• PROBLEM DETAILS:
Transcribe all the entries word for word, omitting any pictures they contain.

• SUPPLIED DATA:
•••

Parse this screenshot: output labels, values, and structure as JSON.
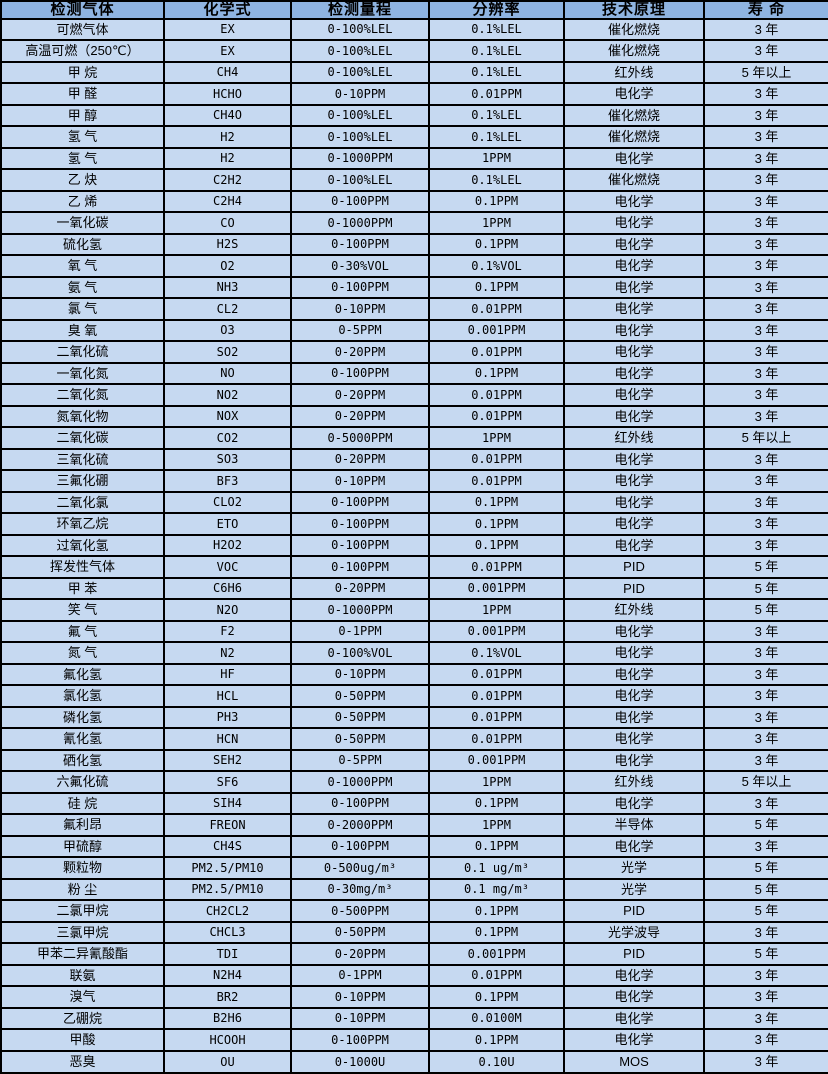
{
  "colors": {
    "header_bg": "#8fb4e1",
    "row_bg": "#c6d9f1",
    "border": "#000000",
    "text": "#000000"
  },
  "table": {
    "columns": [
      {
        "key": "gas",
        "label": "检测气体"
      },
      {
        "key": "formula",
        "label": "化学式"
      },
      {
        "key": "range",
        "label": "检测量程"
      },
      {
        "key": "resolution",
        "label": "分辨率"
      },
      {
        "key": "principle",
        "label": "技术原理"
      },
      {
        "key": "lifespan",
        "label": "寿  命"
      }
    ],
    "rows": [
      [
        "可燃气体",
        "EX",
        "0-100%LEL",
        "0.1%LEL",
        "催化燃烧",
        "3 年"
      ],
      [
        "高温可燃（250℃）",
        "EX",
        "0-100%LEL",
        "0.1%LEL",
        "催化燃烧",
        "3 年"
      ],
      [
        "甲 烷",
        "CH4",
        "0-100%LEL",
        "0.1%LEL",
        "红外线",
        "5 年以上"
      ],
      [
        "甲 醛",
        "HCHO",
        "0-10PPM",
        "0.01PPM",
        "电化学",
        "3 年"
      ],
      [
        "甲 醇",
        "CH4O",
        "0-100%LEL",
        "0.1%LEL",
        "催化燃烧",
        "3 年"
      ],
      [
        "氢 气",
        "H2",
        "0-100%LEL",
        "0.1%LEL",
        "催化燃烧",
        "3 年"
      ],
      [
        "氢 气",
        "H2",
        "0-1000PPM",
        "1PPM",
        "电化学",
        "3 年"
      ],
      [
        "乙 炔",
        "C2H2",
        "0-100%LEL",
        "0.1%LEL",
        "催化燃烧",
        "3 年"
      ],
      [
        "乙 烯",
        "C2H4",
        "0-100PPM",
        "0.1PPM",
        "电化学",
        "3 年"
      ],
      [
        "一氧化碳",
        "CO",
        "0-1000PPM",
        "1PPM",
        "电化学",
        "3 年"
      ],
      [
        "硫化氢",
        "H2S",
        "0-100PPM",
        "0.1PPM",
        "电化学",
        "3 年"
      ],
      [
        "氧 气",
        "O2",
        "0-30%VOL",
        "0.1%VOL",
        "电化学",
        "3 年"
      ],
      [
        "氨 气",
        "NH3",
        "0-100PPM",
        "0.1PPM",
        "电化学",
        "3 年"
      ],
      [
        "氯 气",
        "CL2",
        "0-10PPM",
        "0.01PPM",
        "电化学",
        "3 年"
      ],
      [
        "臭 氧",
        "O3",
        "0-5PPM",
        "0.001PPM",
        "电化学",
        "3 年"
      ],
      [
        "二氧化硫",
        "SO2",
        "0-20PPM",
        "0.01PPM",
        "电化学",
        "3 年"
      ],
      [
        "一氧化氮",
        "NO",
        "0-100PPM",
        "0.1PPM",
        "电化学",
        "3 年"
      ],
      [
        "二氧化氮",
        "NO2",
        "0-20PPM",
        "0.01PPM",
        "电化学",
        "3 年"
      ],
      [
        "氮氧化物",
        "NOX",
        "0-20PPM",
        "0.01PPM",
        "电化学",
        "3 年"
      ],
      [
        "二氧化碳",
        "CO2",
        "0-5000PPM",
        "1PPM",
        "红外线",
        "5 年以上"
      ],
      [
        "三氧化硫",
        "SO3",
        "0-20PPM",
        "0.01PPM",
        "电化学",
        "3 年"
      ],
      [
        "三氟化硼",
        "BF3",
        "0-10PPM",
        "0.01PPM",
        "电化学",
        "3 年"
      ],
      [
        "二氧化氯",
        "CLO2",
        "0-100PPM",
        "0.1PPM",
        "电化学",
        "3 年"
      ],
      [
        "环氧乙烷",
        "ETO",
        "0-100PPM",
        "0.1PPM",
        "电化学",
        "3 年"
      ],
      [
        "过氧化氢",
        "H2O2",
        "0-100PPM",
        "0.1PPM",
        "电化学",
        "3 年"
      ],
      [
        "挥发性气体",
        "VOC",
        "0-100PPM",
        "0.01PPM",
        "PID",
        "5 年"
      ],
      [
        "甲 苯",
        "C6H6",
        "0-20PPM",
        "0.001PPM",
        "PID",
        "5 年"
      ],
      [
        "笑 气",
        "N2O",
        "0-1000PPM",
        "1PPM",
        "红外线",
        "5 年"
      ],
      [
        "氟 气",
        "F2",
        "0-1PPM",
        "0.001PPM",
        "电化学",
        "3 年"
      ],
      [
        "氮 气",
        "N2",
        "0-100%VOL",
        "0.1%VOL",
        "电化学",
        "3 年"
      ],
      [
        "氟化氢",
        "HF",
        "0-10PPM",
        "0.01PPM",
        "电化学",
        "3 年"
      ],
      [
        "氯化氢",
        "HCL",
        "0-50PPM",
        "0.01PPM",
        "电化学",
        "3 年"
      ],
      [
        "磷化氢",
        "PH3",
        "0-50PPM",
        "0.01PPM",
        "电化学",
        "3 年"
      ],
      [
        "氰化氢",
        "HCN",
        "0-50PPM",
        "0.01PPM",
        "电化学",
        "3 年"
      ],
      [
        "硒化氢",
        "SEH2",
        "0-5PPM",
        "0.001PPM",
        "电化学",
        "3 年"
      ],
      [
        "六氟化硫",
        "SF6",
        "0-1000PPM",
        "1PPM",
        "红外线",
        "5 年以上"
      ],
      [
        "硅 烷",
        "SIH4",
        "0-100PPM",
        "0.1PPM",
        "电化学",
        "3 年"
      ],
      [
        "氟利昂",
        "FREON",
        "0-2000PPM",
        "1PPM",
        "半导体",
        "5 年"
      ],
      [
        "甲硫醇",
        "CH4S",
        "0-100PPM",
        "0.1PPM",
        "电化学",
        "3 年"
      ],
      [
        "颗粒物",
        "PM2.5/PM10",
        "0-500ug/m³",
        "0.1 ug/m³",
        "光学",
        "5 年"
      ],
      [
        "粉 尘",
        "PM2.5/PM10",
        "0-30mg/m³",
        "0.1 mg/m³",
        "光学",
        "5 年"
      ],
      [
        "二氯甲烷",
        "CH2CL2",
        "0-500PPM",
        "0.1PPM",
        "PID",
        "5 年"
      ],
      [
        "三氯甲烷",
        "CHCL3",
        "0-50PPM",
        "0.1PPM",
        "光学波导",
        "3 年"
      ],
      [
        "甲苯二异氰酸酯",
        "TDI",
        "0-20PPM",
        "0.001PPM",
        "PID",
        "5 年"
      ],
      [
        "联氨",
        "N2H4",
        "0-1PPM",
        "0.01PPM",
        "电化学",
        "3 年"
      ],
      [
        "溴气",
        "BR2",
        "0-10PPM",
        "0.1PPM",
        "电化学",
        "3 年"
      ],
      [
        "乙硼烷",
        "B2H6",
        "0-10PPM",
        "0.0100M",
        "电化学",
        "3 年"
      ],
      [
        "甲酸",
        "HCOOH",
        "0-100PPM",
        "0.1PPM",
        "电化学",
        "3 年"
      ],
      [
        "恶臭",
        "OU",
        "0-1000U",
        "0.10U",
        "MOS",
        "3 年"
      ]
    ]
  }
}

•••

• EXERCISE RESPONSE:
Parse this screenshot: output labels, values, and structure as JSON.
{
  "colors": {
    "header_bg": "#8fb4e1",
    "row_bg": "#c6d9f1",
    "border": "#000000",
    "text": "#000000"
  },
  "table": {
    "columns": [
      {
        "key": "gas",
        "label": "检测气体"
      },
      {
        "key": "formula",
        "label": "化学式"
      },
      {
        "key": "range",
        "label": "检测量程"
      },
      {
        "key": "resolution",
        "label": "分辨率"
      },
      {
        "key": "principle",
        "label": "技术原理"
      },
      {
        "key": "lifespan",
        "label": "寿  命"
      }
    ],
    "rows": [
      [
        "可燃气体",
        "EX",
        "0-100%LEL",
        "0.1%LEL",
        "催化燃烧",
        "3 年"
      ],
      [
        "高温可燃（250℃）",
        "EX",
        "0-100%LEL",
        "0.1%LEL",
        "催化燃烧",
        "3 年"
      ],
      [
        "甲 烷",
        "CH4",
        "0-100%LEL",
        "0.1%LEL",
        "红外线",
        "5 年以上"
      ],
      [
        "甲 醛",
        "HCHO",
        "0-10PPM",
        "0.01PPM",
        "电化学",
        "3 年"
      ],
      [
        "甲 醇",
        "CH4O",
        "0-100%LEL",
        "0.1%LEL",
        "催化燃烧",
        "3 年"
      ],
      [
        "氢 气",
        "H2",
        "0-100%LEL",
        "0.1%LEL",
        "催化燃烧",
        "3 年"
      ],
      [
        "氢 气",
        "H2",
        "0-1000PPM",
        "1PPM",
        "电化学",
        "3 年"
      ],
      [
        "乙 炔",
        "C2H2",
        "0-100%LEL",
        "0.1%LEL",
        "催化燃烧",
        "3 年"
      ],
      [
        "乙 烯",
        "C2H4",
        "0-100PPM",
        "0.1PPM",
        "电化学",
        "3 年"
      ],
      [
        "一氧化碳",
        "CO",
        "0-1000PPM",
        "1PPM",
        "电化学",
        "3 年"
      ],
      [
        "硫化氢",
        "H2S",
        "0-100PPM",
        "0.1PPM",
        "电化学",
        "3 年"
      ],
      [
        "氧 气",
        "O2",
        "0-30%VOL",
        "0.1%VOL",
        "电化学",
        "3 年"
      ],
      [
        "氨 气",
        "NH3",
        "0-100PPM",
        "0.1PPM",
        "电化学",
        "3 年"
      ],
      [
        "氯 气",
        "CL2",
        "0-10PPM",
        "0.01PPM",
        "电化学",
        "3 年"
      ],
      [
        "臭 氧",
        "O3",
        "0-5PPM",
        "0.001PPM",
        "电化学",
        "3 年"
      ],
      [
        "二氧化硫",
        "SO2",
        "0-20PPM",
        "0.01PPM",
        "电化学",
        "3 年"
      ],
      [
        "一氧化氮",
        "NO",
        "0-100PPM",
        "0.1PPM",
        "电化学",
        "3 年"
      ],
      [
        "二氧化氮",
        "NO2",
        "0-20PPM",
        "0.01PPM",
        "电化学",
        "3 年"
      ],
      [
        "氮氧化物",
        "NOX",
        "0-20PPM",
        "0.01PPM",
        "电化学",
        "3 年"
      ],
      [
        "二氧化碳",
        "CO2",
        "0-5000PPM",
        "1PPM",
        "红外线",
        "5 年以上"
      ],
      [
        "三氧化硫",
        "SO3",
        "0-20PPM",
        "0.01PPM",
        "电化学",
        "3 年"
      ],
      [
        "三氟化硼",
        "BF3",
        "0-10PPM",
        "0.01PPM",
        "电化学",
        "3 年"
      ],
      [
        "二氧化氯",
        "CLO2",
        "0-100PPM",
        "0.1PPM",
        "电化学",
        "3 年"
      ],
      [
        "环氧乙烷",
        "ETO",
        "0-100PPM",
        "0.1PPM",
        "电化学",
        "3 年"
      ],
      [
        "过氧化氢",
        "H2O2",
        "0-100PPM",
        "0.1PPM",
        "电化学",
        "3 年"
      ],
      [
        "挥发性气体",
        "VOC",
        "0-100PPM",
        "0.01PPM",
        "PID",
        "5 年"
      ],
      [
        "甲 苯",
        "C6H6",
        "0-20PPM",
        "0.001PPM",
        "PID",
        "5 年"
      ],
      [
        "笑 气",
        "N2O",
        "0-1000PPM",
        "1PPM",
        "红外线",
        "5 年"
      ],
      [
        "氟 气",
        "F2",
        "0-1PPM",
        "0.001PPM",
        "电化学",
        "3 年"
      ],
      [
        "氮 气",
        "N2",
        "0-100%VOL",
        "0.1%VOL",
        "电化学",
        "3 年"
      ],
      [
        "氟化氢",
        "HF",
        "0-10PPM",
        "0.01PPM",
        "电化学",
        "3 年"
      ],
      [
        "氯化氢",
        "HCL",
        "0-50PPM",
        "0.01PPM",
        "电化学",
        "3 年"
      ],
      [
        "磷化氢",
        "PH3",
        "0-50PPM",
        "0.01PPM",
        "电化学",
        "3 年"
      ],
      [
        "氰化氢",
        "HCN",
        "0-50PPM",
        "0.01PPM",
        "电化学",
        "3 年"
      ],
      [
        "硒化氢",
        "SEH2",
        "0-5PPM",
        "0.001PPM",
        "电化学",
        "3 年"
      ],
      [
        "六氟化硫",
        "SF6",
        "0-1000PPM",
        "1PPM",
        "红外线",
        "5 年以上"
      ],
      [
        "硅 烷",
        "SIH4",
        "0-100PPM",
        "0.1PPM",
        "电化学",
        "3 年"
      ],
      [
        "氟利昂",
        "FREON",
        "0-2000PPM",
        "1PPM",
        "半导体",
        "5 年"
      ],
      [
        "甲硫醇",
        "CH4S",
        "0-100PPM",
        "0.1PPM",
        "电化学",
        "3 年"
      ],
      [
        "颗粒物",
        "PM2.5/PM10",
        "0-500ug/m³",
        "0.1 ug/m³",
        "光学",
        "5 年"
      ],
      [
        "粉 尘",
        "PM2.5/PM10",
        "0-30mg/m³",
        "0.1 mg/m³",
        "光学",
        "5 年"
      ],
      [
        "二氯甲烷",
        "CH2CL2",
        "0-500PPM",
        "0.1PPM",
        "PID",
        "5 年"
      ],
      [
        "三氯甲烷",
        "CHCL3",
        "0-50PPM",
        "0.1PPM",
        "光学波导",
        "3 年"
      ],
      [
        "甲苯二异氰酸酯",
        "TDI",
        "0-20PPM",
        "0.001PPM",
        "PID",
        "5 年"
      ],
      [
        "联氨",
        "N2H4",
        "0-1PPM",
        "0.01PPM",
        "电化学",
        "3 年"
      ],
      [
        "溴气",
        "BR2",
        "0-10PPM",
        "0.1PPM",
        "电化学",
        "3 年"
      ],
      [
        "乙硼烷",
        "B2H6",
        "0-10PPM",
        "0.0100M",
        "电化学",
        "3 年"
      ],
      [
        "甲酸",
        "HCOOH",
        "0-100PPM",
        "0.1PPM",
        "电化学",
        "3 年"
      ],
      [
        "恶臭",
        "OU",
        "0-1000U",
        "0.10U",
        "MOS",
        "3 年"
      ]
    ]
  }
}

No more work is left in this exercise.